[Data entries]
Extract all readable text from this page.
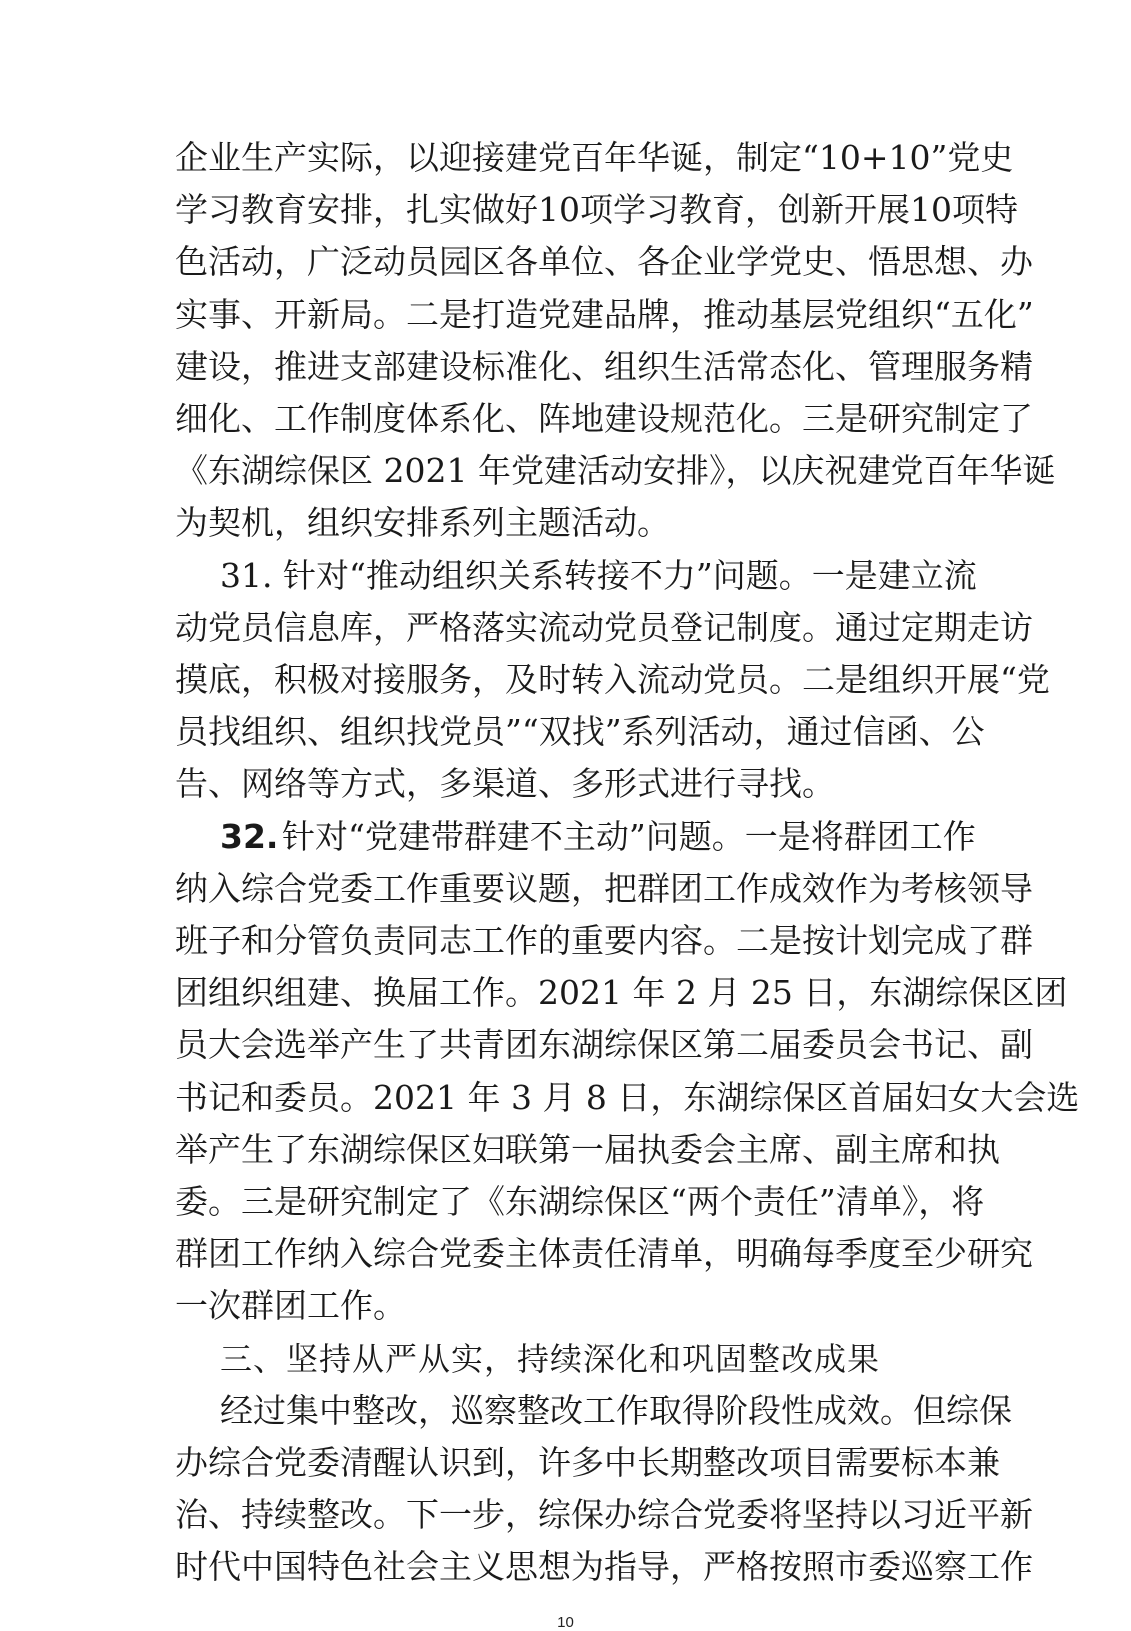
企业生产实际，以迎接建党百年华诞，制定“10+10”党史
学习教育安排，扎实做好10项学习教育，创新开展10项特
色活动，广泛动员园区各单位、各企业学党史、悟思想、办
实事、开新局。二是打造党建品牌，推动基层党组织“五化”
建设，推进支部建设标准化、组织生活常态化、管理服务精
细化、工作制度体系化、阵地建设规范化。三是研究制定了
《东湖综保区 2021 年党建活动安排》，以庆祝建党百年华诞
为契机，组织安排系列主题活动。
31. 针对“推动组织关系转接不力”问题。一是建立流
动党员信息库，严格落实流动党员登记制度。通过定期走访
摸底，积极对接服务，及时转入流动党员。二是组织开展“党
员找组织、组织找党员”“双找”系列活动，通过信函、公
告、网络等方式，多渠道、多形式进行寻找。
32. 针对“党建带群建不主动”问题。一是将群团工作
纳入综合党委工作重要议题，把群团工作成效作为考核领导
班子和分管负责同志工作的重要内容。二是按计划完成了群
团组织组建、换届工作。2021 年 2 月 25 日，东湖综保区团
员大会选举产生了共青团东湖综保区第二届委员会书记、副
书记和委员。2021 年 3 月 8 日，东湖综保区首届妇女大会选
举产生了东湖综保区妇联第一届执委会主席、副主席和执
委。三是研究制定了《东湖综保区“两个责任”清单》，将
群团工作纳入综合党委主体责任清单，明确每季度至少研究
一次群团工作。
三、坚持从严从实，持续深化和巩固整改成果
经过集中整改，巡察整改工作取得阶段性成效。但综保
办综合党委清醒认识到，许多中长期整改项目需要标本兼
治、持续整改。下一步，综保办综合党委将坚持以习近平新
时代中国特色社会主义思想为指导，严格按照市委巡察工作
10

▸ Given problem
An exact transcription of all the entries is required, without the pictures.

▸ Output below
Extract all readable text from this page.
企业生产实际，以迎接建党百年华诞，制定“10+10”党史
学习教育安排，扎实做好10项学习教育，创新开展10项特
色活动，广泛动员园区各单位、各企业学党史、悟思想、办
实事、开新局。二是打造党建品牌，推动基层党组织“五化”
建设，推进支部建设标准化、组织生活常态化、管理服务精
细化、工作制度体系化、阵地建设规范化。三是研究制定了
《东湖综保区 2021 年党建活动安排》，以庆祝建党百年华诞
为契机，组织安排系列主题活动。
31. 针对“推动组织关系转接不力”问题。一是建立流
动党员信息库，严格落实流动党员登记制度。通过定期走访
摸底，积极对接服务，及时转入流动党员。二是组织开展“党
员找组织、组织找党员”“双找”系列活动，通过信函、公
告、网络等方式，多渠道、多形式进行寻找。
32. 针对“党建带群建不主动”问题。一是将群团工作
纳入综合党委工作重要议题，把群团工作成效作为考核领导
班子和分管负责同志工作的重要内容。二是按计划完成了群
团组织组建、换届工作。2021 年 2 月 25 日，东湖综保区团
员大会选举产生了共青团东湖综保区第二届委员会书记、副
书记和委员。2021 年 3 月 8 日，东湖综保区首届妇女大会选
举产生了东湖综保区妇联第一届执委会主席、副主席和执
委。三是研究制定了《东湖综保区“两个责任”清单》，将
群团工作纳入综合党委主体责任清单，明确每季度至少研究
一次群团工作。
三、坚持从严从实，持续深化和巩固整改成果
经过集中整改，巡察整改工作取得阶段性成效。但综保
办综合党委清醒认识到，许多中长期整改项目需要标本兼
治、持续整改。下一步，综保办综合党委将坚持以习近平新
时代中国特色社会主义思想为指导，严格按照市委巡察工作
10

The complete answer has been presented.